>>>>>
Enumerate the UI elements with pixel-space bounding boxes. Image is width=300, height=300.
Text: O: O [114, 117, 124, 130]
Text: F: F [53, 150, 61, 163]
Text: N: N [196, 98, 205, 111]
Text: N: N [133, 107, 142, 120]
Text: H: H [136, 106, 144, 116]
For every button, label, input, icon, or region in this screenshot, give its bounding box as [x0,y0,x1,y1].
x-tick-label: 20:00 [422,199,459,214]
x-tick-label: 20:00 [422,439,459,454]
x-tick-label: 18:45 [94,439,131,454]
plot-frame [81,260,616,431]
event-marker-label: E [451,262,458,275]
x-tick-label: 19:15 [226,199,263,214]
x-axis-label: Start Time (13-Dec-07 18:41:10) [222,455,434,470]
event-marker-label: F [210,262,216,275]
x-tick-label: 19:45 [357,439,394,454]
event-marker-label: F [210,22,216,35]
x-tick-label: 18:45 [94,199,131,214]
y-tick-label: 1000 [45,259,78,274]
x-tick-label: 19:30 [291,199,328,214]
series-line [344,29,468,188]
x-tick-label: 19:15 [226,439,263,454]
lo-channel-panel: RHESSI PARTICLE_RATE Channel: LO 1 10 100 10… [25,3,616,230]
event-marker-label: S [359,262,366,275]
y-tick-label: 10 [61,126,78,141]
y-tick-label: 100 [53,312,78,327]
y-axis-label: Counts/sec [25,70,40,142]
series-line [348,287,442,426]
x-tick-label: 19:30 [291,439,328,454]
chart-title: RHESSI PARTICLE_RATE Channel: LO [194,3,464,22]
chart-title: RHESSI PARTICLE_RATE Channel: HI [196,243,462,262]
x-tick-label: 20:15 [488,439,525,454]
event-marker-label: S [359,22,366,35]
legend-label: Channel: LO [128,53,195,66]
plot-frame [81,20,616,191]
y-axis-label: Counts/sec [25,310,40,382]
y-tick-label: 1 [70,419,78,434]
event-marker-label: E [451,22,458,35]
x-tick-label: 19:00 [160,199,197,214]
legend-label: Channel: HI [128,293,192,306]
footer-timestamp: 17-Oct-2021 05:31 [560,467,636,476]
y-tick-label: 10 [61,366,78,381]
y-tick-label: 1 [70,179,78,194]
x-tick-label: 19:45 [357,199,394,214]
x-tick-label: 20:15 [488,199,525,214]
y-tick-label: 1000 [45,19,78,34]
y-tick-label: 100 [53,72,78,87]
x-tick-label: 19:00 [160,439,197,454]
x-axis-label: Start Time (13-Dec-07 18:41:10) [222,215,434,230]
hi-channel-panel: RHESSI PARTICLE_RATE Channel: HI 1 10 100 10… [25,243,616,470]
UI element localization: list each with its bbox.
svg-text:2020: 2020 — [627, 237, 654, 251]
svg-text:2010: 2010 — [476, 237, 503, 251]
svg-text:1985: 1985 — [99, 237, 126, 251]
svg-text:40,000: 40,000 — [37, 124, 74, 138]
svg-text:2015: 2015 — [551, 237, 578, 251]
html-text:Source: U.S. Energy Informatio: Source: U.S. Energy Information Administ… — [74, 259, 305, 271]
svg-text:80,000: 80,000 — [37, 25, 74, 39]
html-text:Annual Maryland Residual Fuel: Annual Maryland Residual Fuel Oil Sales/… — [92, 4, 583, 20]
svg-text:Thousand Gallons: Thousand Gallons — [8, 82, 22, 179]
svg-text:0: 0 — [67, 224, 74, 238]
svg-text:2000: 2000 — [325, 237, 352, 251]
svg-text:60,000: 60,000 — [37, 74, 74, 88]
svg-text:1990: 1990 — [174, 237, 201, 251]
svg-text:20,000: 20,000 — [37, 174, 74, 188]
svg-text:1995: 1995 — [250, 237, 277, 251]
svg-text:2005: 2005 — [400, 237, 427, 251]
<<<<<
PROBLEM REQUIREMENTS | Copy out every line of the items above exactly, character for character.

RESPONSE TO THIS TASK |
Enumerate the UI elements with pixel-space bounding boxes. Image is width=300, height=300.
Text: O: O [114, 117, 124, 130]
Text: F: F [53, 150, 61, 163]
Text: N: N [196, 98, 205, 111]
Text: N: N [133, 107, 142, 120]
Text: H: H [136, 106, 144, 116]
For every button, label, input, icon, or region in this screenshot, give its bounding box as [x0,y0,x1,y1].
x-tick-label: 20:00 [422,199,459,214]
x-tick-label: 20:00 [422,439,459,454]
x-tick-label: 18:45 [94,439,131,454]
plot-frame [81,260,616,431]
event-marker-label: E [451,262,458,275]
x-tick-label: 19:15 [226,199,263,214]
x-axis-label: Start Time (13-Dec-07 18:41:10) [222,455,434,470]
event-marker-label: F [210,262,216,275]
x-tick-label: 19:45 [357,439,394,454]
event-marker-label: F [210,22,216,35]
x-tick-label: 18:45 [94,199,131,214]
y-tick-label: 1000 [45,259,78,274]
x-tick-label: 19:30 [291,199,328,214]
series-line [344,29,468,188]
x-tick-label: 19:15 [226,439,263,454]
lo-channel-panel: RHESSI PARTICLE_RATE Channel: LO 1 10 100 10… [25,3,616,230]
event-marker-label: S [359,262,366,275]
y-tick-label: 10 [61,126,78,141]
y-tick-label: 100 [53,312,78,327]
y-axis-label: Counts/sec [25,70,40,142]
series-line [348,287,442,426]
x-tick-label: 19:30 [291,439,328,454]
chart-title: RHESSI PARTICLE_RATE Channel: LO [194,3,464,22]
chart-title: RHESSI PARTICLE_RATE Channel: HI [196,243,462,262]
x-tick-label: 20:15 [488,439,525,454]
event-marker-label: S [359,22,366,35]
legend-label: Channel: LO [128,53,195,66]
plot-frame [81,20,616,191]
y-axis-label: Counts/sec [25,310,40,382]
y-tick-label: 1 [70,419,78,434]
event-marker-label: E [451,22,458,35]
x-tick-label: 19:00 [160,199,197,214]
legend-label: Channel: HI [128,293,192,306]
footer-timestamp: 17-Oct-2021 05:31 [560,467,636,476]
y-tick-label: 10 [61,366,78,381]
y-tick-label: 1 [70,179,78,194]
x-tick-label: 19:45 [357,199,394,214]
x-tick-label: 20:15 [488,199,525,214]
y-tick-label: 1000 [45,19,78,34]
y-tick-label: 100 [53,72,78,87]
x-tick-label: 19:00 [160,439,197,454]
x-axis-label: Start Time (13-Dec-07 18:41:10) [222,215,434,230]
hi-channel-panel: RHESSI PARTICLE_RATE Channel: HI 1 10 100 10… [25,243,616,470]
UI element localization: list each with its bbox.
svg-text:2020: 2020 — [627, 237, 654, 251]
svg-text:2010: 2010 — [476, 237, 503, 251]
svg-text:1985: 1985 — [99, 237, 126, 251]
svg-text:40,000: 40,000 — [37, 124, 74, 138]
svg-text:2015: 2015 — [551, 237, 578, 251]
html-text:Source: U.S. Energy Informatio: Source: U.S. Energy Information Administ… — [74, 259, 305, 271]
svg-text:80,000: 80,000 — [37, 25, 74, 39]
html-text:Annual Maryland Residual Fuel: Annual Maryland Residual Fuel Oil Sales/… — [92, 4, 583, 20]
svg-text:Thousand Gallons: Thousand Gallons — [8, 82, 22, 179]
svg-text:0: 0 — [67, 224, 74, 238]
svg-text:2000: 2000 — [325, 237, 352, 251]
svg-text:60,000: 60,000 — [37, 74, 74, 88]
svg-text:1990: 1990 — [174, 237, 201, 251]
svg-text:20,000: 20,000 — [37, 174, 74, 188]
svg-text:1995: 1995 — [250, 237, 277, 251]
svg-text:2005: 2005 — [400, 237, 427, 251]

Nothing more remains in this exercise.